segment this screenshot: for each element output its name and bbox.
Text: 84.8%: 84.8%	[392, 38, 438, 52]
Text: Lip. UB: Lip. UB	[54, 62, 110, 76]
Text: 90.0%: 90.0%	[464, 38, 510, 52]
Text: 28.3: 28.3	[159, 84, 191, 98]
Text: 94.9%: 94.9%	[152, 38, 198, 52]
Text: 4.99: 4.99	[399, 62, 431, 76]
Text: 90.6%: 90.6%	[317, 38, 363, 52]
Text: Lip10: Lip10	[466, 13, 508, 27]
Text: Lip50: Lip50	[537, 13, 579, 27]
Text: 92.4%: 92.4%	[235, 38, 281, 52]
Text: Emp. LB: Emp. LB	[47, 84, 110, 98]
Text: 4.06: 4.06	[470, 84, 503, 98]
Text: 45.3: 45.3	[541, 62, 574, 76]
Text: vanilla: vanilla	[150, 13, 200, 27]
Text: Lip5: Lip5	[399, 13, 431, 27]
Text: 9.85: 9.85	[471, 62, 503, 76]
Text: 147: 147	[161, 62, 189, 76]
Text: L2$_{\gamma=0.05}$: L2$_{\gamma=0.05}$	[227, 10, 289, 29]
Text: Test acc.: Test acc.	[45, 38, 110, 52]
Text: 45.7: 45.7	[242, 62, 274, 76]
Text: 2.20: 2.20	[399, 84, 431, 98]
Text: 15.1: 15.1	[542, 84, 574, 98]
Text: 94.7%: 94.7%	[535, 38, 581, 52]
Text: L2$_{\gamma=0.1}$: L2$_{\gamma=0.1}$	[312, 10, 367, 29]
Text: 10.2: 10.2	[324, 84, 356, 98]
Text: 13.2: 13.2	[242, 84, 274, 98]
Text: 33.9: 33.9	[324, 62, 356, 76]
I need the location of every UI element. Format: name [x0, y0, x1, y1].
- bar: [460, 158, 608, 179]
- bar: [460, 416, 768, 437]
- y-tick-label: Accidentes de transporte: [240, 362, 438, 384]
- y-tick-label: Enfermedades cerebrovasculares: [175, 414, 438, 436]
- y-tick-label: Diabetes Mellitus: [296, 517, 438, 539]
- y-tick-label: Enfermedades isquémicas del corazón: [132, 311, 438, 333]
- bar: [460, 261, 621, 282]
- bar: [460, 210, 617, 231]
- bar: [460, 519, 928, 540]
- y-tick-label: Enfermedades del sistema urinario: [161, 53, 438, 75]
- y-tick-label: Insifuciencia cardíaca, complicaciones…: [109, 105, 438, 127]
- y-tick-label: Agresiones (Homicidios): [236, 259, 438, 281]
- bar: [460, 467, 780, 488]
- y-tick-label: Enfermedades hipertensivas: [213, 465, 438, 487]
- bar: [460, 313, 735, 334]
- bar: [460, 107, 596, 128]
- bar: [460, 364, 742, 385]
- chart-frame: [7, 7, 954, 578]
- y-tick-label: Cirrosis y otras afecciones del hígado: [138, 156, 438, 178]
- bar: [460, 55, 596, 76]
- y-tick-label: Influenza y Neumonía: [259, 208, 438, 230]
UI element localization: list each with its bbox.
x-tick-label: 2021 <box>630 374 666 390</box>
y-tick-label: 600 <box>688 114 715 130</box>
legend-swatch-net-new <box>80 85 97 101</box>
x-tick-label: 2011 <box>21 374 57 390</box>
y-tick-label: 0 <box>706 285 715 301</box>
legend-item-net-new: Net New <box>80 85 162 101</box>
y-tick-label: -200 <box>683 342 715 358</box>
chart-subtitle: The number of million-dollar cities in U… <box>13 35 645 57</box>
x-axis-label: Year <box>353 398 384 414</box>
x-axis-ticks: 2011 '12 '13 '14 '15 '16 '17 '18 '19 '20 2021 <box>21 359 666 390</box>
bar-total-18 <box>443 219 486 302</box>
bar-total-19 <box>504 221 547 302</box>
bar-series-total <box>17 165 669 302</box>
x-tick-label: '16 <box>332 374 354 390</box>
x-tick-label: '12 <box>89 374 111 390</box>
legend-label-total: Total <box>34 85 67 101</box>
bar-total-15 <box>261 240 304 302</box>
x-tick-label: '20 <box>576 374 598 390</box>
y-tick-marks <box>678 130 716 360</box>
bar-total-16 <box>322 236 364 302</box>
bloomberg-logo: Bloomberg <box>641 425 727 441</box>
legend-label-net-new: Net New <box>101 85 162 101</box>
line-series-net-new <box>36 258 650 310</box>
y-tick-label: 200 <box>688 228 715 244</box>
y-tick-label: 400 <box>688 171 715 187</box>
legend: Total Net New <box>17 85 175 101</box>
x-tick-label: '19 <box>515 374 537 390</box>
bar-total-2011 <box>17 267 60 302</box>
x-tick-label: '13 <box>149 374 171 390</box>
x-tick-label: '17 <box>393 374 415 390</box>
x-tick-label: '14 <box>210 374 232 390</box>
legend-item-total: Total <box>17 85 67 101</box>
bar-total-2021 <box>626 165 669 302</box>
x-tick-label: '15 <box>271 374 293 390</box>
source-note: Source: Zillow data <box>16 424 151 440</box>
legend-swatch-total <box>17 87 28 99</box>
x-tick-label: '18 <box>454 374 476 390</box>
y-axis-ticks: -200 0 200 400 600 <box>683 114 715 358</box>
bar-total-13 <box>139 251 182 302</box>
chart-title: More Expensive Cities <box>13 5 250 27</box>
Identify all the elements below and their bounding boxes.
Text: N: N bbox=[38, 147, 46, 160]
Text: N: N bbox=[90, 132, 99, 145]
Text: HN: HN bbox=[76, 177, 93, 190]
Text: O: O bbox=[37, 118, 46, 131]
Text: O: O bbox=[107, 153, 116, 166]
──────
* _Instructions for the task_: Could you rename every "x-tick-label" in the listing above to "x-axis-label" and give back the whole listing with nothing else changed?

* _Solution to the problem_:
segment this screenshot: for each element output its name and bbox.
Text: 84.8%: 84.8%	[392, 38, 438, 52]
Text: Lip. UB: Lip. UB	[54, 62, 110, 76]
Text: 90.0%: 90.0%	[464, 38, 510, 52]
Text: 28.3: 28.3	[159, 84, 191, 98]
Text: 94.9%: 94.9%	[152, 38, 198, 52]
Text: 4.99: 4.99	[399, 62, 431, 76]
Text: 90.6%: 90.6%	[317, 38, 363, 52]
Text: Lip10: Lip10	[466, 13, 508, 27]
Text: Lip50: Lip50	[537, 13, 579, 27]
Text: 92.4%: 92.4%	[235, 38, 281, 52]
Text: Emp. LB: Emp. LB	[47, 84, 110, 98]
Text: 4.06: 4.06	[470, 84, 503, 98]
Text: 45.3: 45.3	[541, 62, 574, 76]
Text: vanilla: vanilla	[150, 13, 200, 27]
Text: Lip5: Lip5	[399, 13, 431, 27]
Text: 9.85: 9.85	[471, 62, 503, 76]
Text: 147: 147	[161, 62, 189, 76]
Text: L2$_{\gamma=0.05}$: L2$_{\gamma=0.05}$	[227, 10, 289, 29]
Text: Test acc.: Test acc.	[45, 38, 110, 52]
Text: 45.7: 45.7	[242, 62, 274, 76]
Text: 2.20: 2.20	[399, 84, 431, 98]
Text: 15.1: 15.1	[542, 84, 574, 98]
Text: 94.7%: 94.7%	[535, 38, 581, 52]
Text: L2$_{\gamma=0.1}$: L2$_{\gamma=0.1}$	[312, 10, 367, 29]
Text: 10.2: 10.2	[324, 84, 356, 98]
Text: 13.2: 13.2	[242, 84, 274, 98]
Text: 33.9: 33.9	[324, 62, 356, 76]
I need the location of every UI element. Format: name [x0, y0, x1, y1].
- bar: [460, 158, 608, 179]
- bar: [460, 416, 768, 437]
- y-tick-label: Accidentes de transporte: [240, 362, 438, 384]
- y-tick-label: Enfermedades cerebrovasculares: [175, 414, 438, 436]
- y-tick-label: Diabetes Mellitus: [296, 517, 438, 539]
- y-tick-label: Enfermedades isquémicas del corazón: [132, 311, 438, 333]
- bar: [460, 261, 621, 282]
- bar: [460, 210, 617, 231]
- bar: [460, 519, 928, 540]
- y-tick-label: Enfermedades del sistema urinario: [161, 53, 438, 75]
- y-tick-label: Insifuciencia cardíaca, complicaciones…: [109, 105, 438, 127]
- y-tick-label: Agresiones (Homicidios): [236, 259, 438, 281]
- bar: [460, 467, 780, 488]
- y-tick-label: Enfermedades hipertensivas: [213, 465, 438, 487]
- bar: [460, 313, 735, 334]
- bar: [460, 107, 596, 128]
- bar: [460, 364, 742, 385]
- chart-frame: [7, 7, 954, 578]
- y-tick-label: Cirrosis y otras afecciones del hígado: [138, 156, 438, 178]
- bar: [460, 55, 596, 76]
- y-tick-label: Influenza y Neumonía: [259, 208, 438, 230]
UI element localization: list each with its bbox.
x-axis-label: 2021 <box>630 374 666 390</box>
y-tick-label: 600 <box>688 114 715 130</box>
legend-swatch-net-new <box>80 85 97 101</box>
x-axis-label: 2011 <box>21 374 57 390</box>
y-tick-label: 0 <box>706 285 715 301</box>
legend-item-net-new: Net New <box>80 85 162 101</box>
y-tick-label: -200 <box>683 342 715 358</box>
chart-subtitle: The number of million-dollar cities in U… <box>13 35 645 57</box>
x-axis-label: Year <box>353 398 384 414</box>
x-axis-ticks: 2011 '12 '13 '14 '15 '16 '17 '18 '19 '20 2021 <box>21 359 666 390</box>
bar-total-18 <box>443 219 486 302</box>
bar-total-19 <box>504 221 547 302</box>
bar-series-total <box>17 165 669 302</box>
x-axis-label: '16 <box>332 374 354 390</box>
x-axis-label: '12 <box>89 374 111 390</box>
legend-label-total: Total <box>34 85 67 101</box>
bar-total-15 <box>261 240 304 302</box>
x-axis-label: '20 <box>576 374 598 390</box>
y-tick-marks <box>678 130 716 360</box>
bar-total-16 <box>322 236 364 302</box>
bloomberg-logo: Bloomberg <box>641 425 727 441</box>
legend-label-net-new: Net New <box>101 85 162 101</box>
line-series-net-new <box>36 258 650 310</box>
y-tick-label: 200 <box>688 228 715 244</box>
y-tick-label: 400 <box>688 171 715 187</box>
legend: Total Net New <box>17 85 175 101</box>
x-axis-label: '19 <box>515 374 537 390</box>
bar-total-2011 <box>17 267 60 302</box>
x-axis-label: '13 <box>149 374 171 390</box>
x-axis-label: '17 <box>393 374 415 390</box>
x-axis-label: '14 <box>210 374 232 390</box>
legend-item-total: Total <box>17 85 67 101</box>
bar-total-2021 <box>626 165 669 302</box>
x-axis-label: '15 <box>271 374 293 390</box>
source-note: Source: Zillow data <box>16 424 151 440</box>
legend-swatch-total <box>17 87 28 99</box>
x-axis-label: '18 <box>454 374 476 390</box>
y-axis-ticks: -200 0 200 400 600 <box>683 114 715 358</box>
bar-total-13 <box>139 251 182 302</box>
chart-title: More Expensive Cities <box>13 5 250 27</box>
Identify all the elements below and their bounding boxes.
Text: N: N bbox=[38, 147, 46, 160]
Text: N: N bbox=[90, 132, 99, 145]
Text: HN: HN bbox=[76, 177, 93, 190]
Text: O: O bbox=[37, 118, 46, 131]
Text: O: O bbox=[107, 153, 116, 166]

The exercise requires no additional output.